**TASK DESCRIPTION:**
Your task is to write out the complete listing exactly as it is shown.

**EXERCISE DATA:**
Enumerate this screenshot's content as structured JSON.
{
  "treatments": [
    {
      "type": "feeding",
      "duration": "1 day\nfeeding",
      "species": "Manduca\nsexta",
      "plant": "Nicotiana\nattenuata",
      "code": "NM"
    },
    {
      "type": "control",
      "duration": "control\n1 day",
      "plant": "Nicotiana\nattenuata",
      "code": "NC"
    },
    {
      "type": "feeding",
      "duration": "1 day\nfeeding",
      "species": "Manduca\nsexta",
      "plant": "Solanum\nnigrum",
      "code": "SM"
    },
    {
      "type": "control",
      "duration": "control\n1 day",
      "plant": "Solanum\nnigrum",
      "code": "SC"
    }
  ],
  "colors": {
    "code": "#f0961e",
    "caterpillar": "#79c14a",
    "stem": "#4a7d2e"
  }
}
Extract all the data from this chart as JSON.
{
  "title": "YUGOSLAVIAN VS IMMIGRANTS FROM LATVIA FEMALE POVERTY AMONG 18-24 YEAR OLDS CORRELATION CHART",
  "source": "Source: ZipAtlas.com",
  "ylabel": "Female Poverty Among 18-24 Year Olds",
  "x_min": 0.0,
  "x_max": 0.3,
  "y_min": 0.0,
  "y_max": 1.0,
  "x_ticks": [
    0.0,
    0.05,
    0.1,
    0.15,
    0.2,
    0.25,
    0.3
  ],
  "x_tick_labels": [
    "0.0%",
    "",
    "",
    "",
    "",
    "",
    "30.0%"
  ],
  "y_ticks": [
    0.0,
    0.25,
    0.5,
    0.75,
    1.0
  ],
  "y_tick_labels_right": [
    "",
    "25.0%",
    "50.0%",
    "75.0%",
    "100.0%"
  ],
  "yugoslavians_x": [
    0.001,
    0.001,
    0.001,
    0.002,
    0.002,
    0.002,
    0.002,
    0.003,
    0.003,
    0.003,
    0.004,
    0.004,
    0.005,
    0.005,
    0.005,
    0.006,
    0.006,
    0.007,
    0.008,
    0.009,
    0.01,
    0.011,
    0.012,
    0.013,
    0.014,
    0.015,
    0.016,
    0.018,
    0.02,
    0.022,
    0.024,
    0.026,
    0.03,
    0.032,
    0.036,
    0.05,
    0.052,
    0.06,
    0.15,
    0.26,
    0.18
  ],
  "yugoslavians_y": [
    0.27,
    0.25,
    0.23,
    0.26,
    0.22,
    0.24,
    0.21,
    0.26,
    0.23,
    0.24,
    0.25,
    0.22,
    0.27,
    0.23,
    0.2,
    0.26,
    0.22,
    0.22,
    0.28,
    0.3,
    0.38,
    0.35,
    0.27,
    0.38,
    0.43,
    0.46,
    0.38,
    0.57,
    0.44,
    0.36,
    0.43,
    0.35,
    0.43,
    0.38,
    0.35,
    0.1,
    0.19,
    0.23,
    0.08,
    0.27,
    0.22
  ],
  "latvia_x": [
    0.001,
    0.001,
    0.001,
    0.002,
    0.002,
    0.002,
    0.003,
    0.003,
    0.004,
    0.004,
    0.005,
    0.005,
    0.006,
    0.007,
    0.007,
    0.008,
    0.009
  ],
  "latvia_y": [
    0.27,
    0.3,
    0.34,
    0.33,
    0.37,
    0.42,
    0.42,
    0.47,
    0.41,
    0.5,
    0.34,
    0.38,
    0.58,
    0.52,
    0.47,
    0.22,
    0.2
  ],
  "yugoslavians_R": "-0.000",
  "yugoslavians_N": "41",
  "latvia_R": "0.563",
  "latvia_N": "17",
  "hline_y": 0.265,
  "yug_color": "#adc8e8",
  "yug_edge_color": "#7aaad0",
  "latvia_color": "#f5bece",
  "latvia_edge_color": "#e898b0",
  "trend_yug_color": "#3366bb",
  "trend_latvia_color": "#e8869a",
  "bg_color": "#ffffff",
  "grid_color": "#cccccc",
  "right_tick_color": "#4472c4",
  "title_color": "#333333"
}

**ANSWER TO THIS PROBLEM:**
Enumerate this screenshot's content as structured JSON.
{
  "treatments": [
    {
      "type": "feeding",
      "duration": "1 day\nfeeding",
      "species": "Manduca\nsexta",
      "plant": "Nicotiana\nattenuata",
      "code": "NM"
    },
    {
      "type": "control",
      "duration": "control\n1 day",
      "plant": "Nicotiana\nattenuata",
      "code": "NC"
    },
    {
      "type": "feeding",
      "duration": "1 day\nfeeding",
      "species": "Manduca\nsexta",
      "plant": "Solanum\nnigrum",
      "code": "SM"
    },
    {
      "type": "control",
      "duration": "control\n1 day",
      "plant": "Solanum\nnigrum",
      "code": "SC"
    }
  ],
  "colors": {
    "code": "#f0961e",
    "caterpillar": "#79c14a",
    "stem": "#4a7d2e"
  }
}
Extract all the data from this chart as JSON.
{
  "title": "YUGOSLAVIAN VS IMMIGRANTS FROM LATVIA FEMALE POVERTY AMONG 18-24 YEAR OLDS CORRELATION CHART",
  "source": "Source: ZipAtlas.com",
  "ylabel": "Female Poverty Among 18-24 Year Olds",
  "x_min": 0.0,
  "x_max": 0.3,
  "y_min": 0.0,
  "y_max": 1.0,
  "x_ticks": [
    0.0,
    0.05,
    0.1,
    0.15,
    0.2,
    0.25,
    0.3
  ],
  "x_tick_labels": [
    "0.0%",
    "",
    "",
    "",
    "",
    "",
    "30.0%"
  ],
  "y_ticks": [
    0.0,
    0.25,
    0.5,
    0.75,
    1.0
  ],
  "y_tick_labels_right": [
    "",
    "25.0%",
    "50.0%",
    "75.0%",
    "100.0%"
  ],
  "yugoslavians_x": [
    0.001,
    0.001,
    0.001,
    0.002,
    0.002,
    0.002,
    0.002,
    0.003,
    0.003,
    0.003,
    0.004,
    0.004,
    0.005,
    0.005,
    0.005,
    0.006,
    0.006,
    0.007,
    0.008,
    0.009,
    0.01,
    0.011,
    0.012,
    0.013,
    0.014,
    0.015,
    0.016,
    0.018,
    0.02,
    0.022,
    0.024,
    0.026,
    0.03,
    0.032,
    0.036,
    0.05,
    0.052,
    0.06,
    0.15,
    0.26,
    0.18
  ],
  "yugoslavians_y": [
    0.27,
    0.25,
    0.23,
    0.26,
    0.22,
    0.24,
    0.21,
    0.26,
    0.23,
    0.24,
    0.25,
    0.22,
    0.27,
    0.23,
    0.2,
    0.26,
    0.22,
    0.22,
    0.28,
    0.3,
    0.38,
    0.35,
    0.27,
    0.38,
    0.43,
    0.46,
    0.38,
    0.57,
    0.44,
    0.36,
    0.43,
    0.35,
    0.43,
    0.38,
    0.35,
    0.1,
    0.19,
    0.23,
    0.08,
    0.27,
    0.22
  ],
  "latvia_x": [
    0.001,
    0.001,
    0.001,
    0.002,
    0.002,
    0.002,
    0.003,
    0.003,
    0.004,
    0.004,
    0.005,
    0.005,
    0.006,
    0.007,
    0.007,
    0.008,
    0.009
  ],
  "latvia_y": [
    0.27,
    0.3,
    0.34,
    0.33,
    0.37,
    0.42,
    0.42,
    0.47,
    0.41,
    0.5,
    0.34,
    0.38,
    0.58,
    0.52,
    0.47,
    0.22,
    0.2
  ],
  "yugoslavians_R": "-0.000",
  "yugoslavians_N": "41",
  "latvia_R": "0.563",
  "latvia_N": "17",
  "hline_y": 0.265,
  "yug_color": "#adc8e8",
  "yug_edge_color": "#7aaad0",
  "latvia_color": "#f5bece",
  "latvia_edge_color": "#e898b0",
  "trend_yug_color": "#3366bb",
  "trend_latvia_color": "#e8869a",
  "bg_color": "#ffffff",
  "grid_color": "#cccccc",
  "right_tick_color": "#4472c4",
  "title_color": "#333333"
}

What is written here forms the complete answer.